**SET EXERCISE:**
Exactly as written, retype the listing below, omitting the pictures.
= = = =
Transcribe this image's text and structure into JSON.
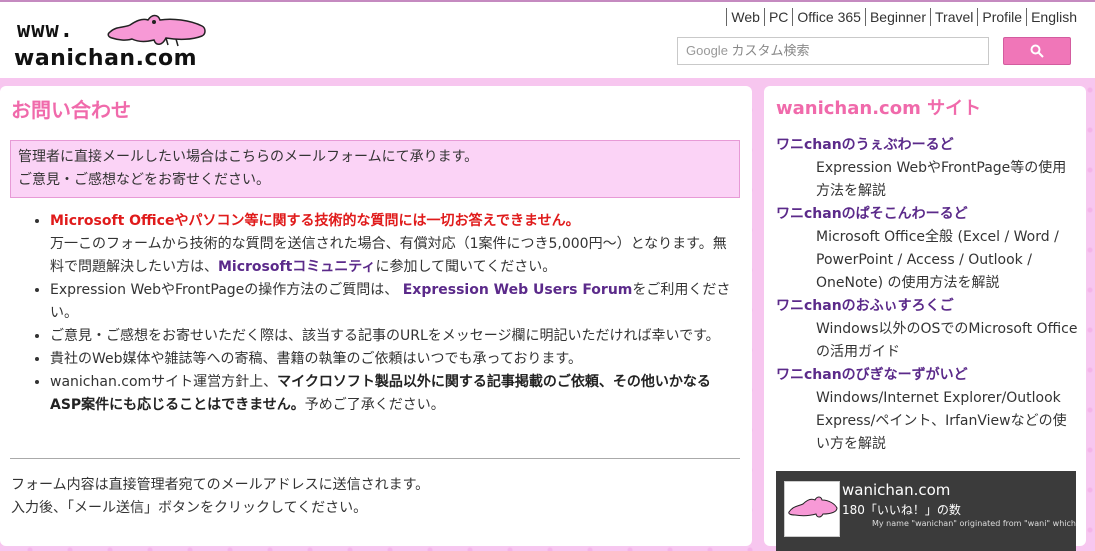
{
  "header": {
    "logo_line1": "www.",
    "logo_line2": "wanichan.com",
    "nav": [
      "Web",
      "PC",
      "Office 365",
      "Beginner",
      "Travel",
      "Profile",
      "English"
    ],
    "search_brand": "Google",
    "search_placeholder": "カスタム検索"
  },
  "main": {
    "title": "お問い合わせ",
    "notice_line1": "管理者に直接メールしたい場合はこちらのメールフォームにて承ります。",
    "notice_line2": "ご意見・ご感想などをお寄せください。",
    "b1_red": "Microsoft Officeやパソコン等に関する技術的な質問には一切お答えできません。",
    "b1_text_a": "万一このフォームから技術的な質問を送信された場合、有償対応（1案件につき5,000円～）となります。無料で問題解決したい方は、",
    "b1_link": "Microsoftコミュニティ",
    "b1_text_b": "に参加して聞いてください。",
    "b2_text_a": "Expression WebやFrontPageの操作方法のご質問は、",
    "b2_link": "Expression Web Users Forum",
    "b2_text_b": "をご利用ください。",
    "b3_text": "ご意見・ご感想をお寄せいただく際は、該当する記事のURLをメッセージ欄に明記いただければ幸いです。",
    "b4_text": "貴社のWeb媒体や雑誌等への寄稿、書籍の執筆のご依頼はいつでも承っております。",
    "b5_text_a": "wanichan.comサイト運営方針上、",
    "b5_bold": "マイクロソフト製品以外に関する記事掲載のご依頼、その他いかなるASP案件にも応じることはできません。",
    "b5_text_b": "予めご了承ください。",
    "form_note_line1": "フォーム内容は直接管理者宛てのメールアドレスに送信されます。",
    "form_note_line2": "入力後、「メール送信」ボタンをクリックしてください。"
  },
  "sidebar": {
    "title": "wanichan.com サイト",
    "sites": [
      {
        "name": "ワニchanのうぇぶわーるど",
        "desc": "Expression WebやFrontPage等の使用方法を解説"
      },
      {
        "name": "ワニchanのぱそこんわーるど",
        "desc": "Microsoft Office全般 (Excel / Word / PowerPoint / Access / Outlook / OneNote) の使用方法を解説"
      },
      {
        "name": "ワニchanのおふぃすろくご",
        "desc": "Windows以外のOSでのMicrosoft Officeの活用ガイド"
      },
      {
        "name": "ワニchanのびぎなーずがいど",
        "desc": "Windows/Internet Explorer/Outlook Express/ペイント、IrfanViewなどの使い方を解説"
      }
    ],
    "fb_name": "wanichan.com",
    "fb_likes": "180「いいね！」の数",
    "fb_text": "My name \"wanichan\" originated from \"wani\" which means crocodile"
  },
  "colors": {
    "accent": "#f06aab",
    "link": "#5b2a8a",
    "notice_bg": "#fbd3f6",
    "background": "#f7c6ef",
    "search_button": "#f076b8"
  }
}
= = = =
**SOLVED EXERCISE:**
Transcribe this image's text and structure into JSON.
{
  "header": {
    "logo_line1": "www.",
    "logo_line2": "wanichan.com",
    "nav": [
      "Web",
      "PC",
      "Office 365",
      "Beginner",
      "Travel",
      "Profile",
      "English"
    ],
    "search_brand": "Google",
    "search_placeholder": "カスタム検索"
  },
  "main": {
    "title": "お問い合わせ",
    "notice_line1": "管理者に直接メールしたい場合はこちらのメールフォームにて承ります。",
    "notice_line2": "ご意見・ご感想などをお寄せください。",
    "b1_red": "Microsoft Officeやパソコン等に関する技術的な質問には一切お答えできません。",
    "b1_text_a": "万一このフォームから技術的な質問を送信された場合、有償対応（1案件につき5,000円～）となります。無料で問題解決したい方は、",
    "b1_link": "Microsoftコミュニティ",
    "b1_text_b": "に参加して聞いてください。",
    "b2_text_a": "Expression WebやFrontPageの操作方法のご質問は、",
    "b2_link": "Expression Web Users Forum",
    "b2_text_b": "をご利用ください。",
    "b3_text": "ご意見・ご感想をお寄せいただく際は、該当する記事のURLをメッセージ欄に明記いただければ幸いです。",
    "b4_text": "貴社のWeb媒体や雑誌等への寄稿、書籍の執筆のご依頼はいつでも承っております。",
    "b5_text_a": "wanichan.comサイト運営方針上、",
    "b5_bold": "マイクロソフト製品以外に関する記事掲載のご依頼、その他いかなるASP案件にも応じることはできません。",
    "b5_text_b": "予めご了承ください。",
    "form_note_line1": "フォーム内容は直接管理者宛てのメールアドレスに送信されます。",
    "form_note_line2": "入力後、「メール送信」ボタンをクリックしてください。"
  },
  "sidebar": {
    "title": "wanichan.com サイト",
    "sites": [
      {
        "name": "ワニchanのうぇぶわーるど",
        "desc": "Expression WebやFrontPage等の使用方法を解説"
      },
      {
        "name": "ワニchanのぱそこんわーるど",
        "desc": "Microsoft Office全般 (Excel / Word / PowerPoint / Access / Outlook / OneNote) の使用方法を解説"
      },
      {
        "name": "ワニchanのおふぃすろくご",
        "desc": "Windows以外のOSでのMicrosoft Officeの活用ガイド"
      },
      {
        "name": "ワニchanのびぎなーずがいど",
        "desc": "Windows/Internet Explorer/Outlook Express/ペイント、IrfanViewなどの使い方を解説"
      }
    ],
    "fb_name": "wanichan.com",
    "fb_likes": "180「いいね！」の数",
    "fb_text": "My name \"wanichan\" originated from \"wani\" which means crocodile"
  },
  "colors": {
    "accent": "#f06aab",
    "link": "#5b2a8a",
    "notice_bg": "#fbd3f6",
    "background": "#f7c6ef",
    "search_button": "#f076b8"
  }
}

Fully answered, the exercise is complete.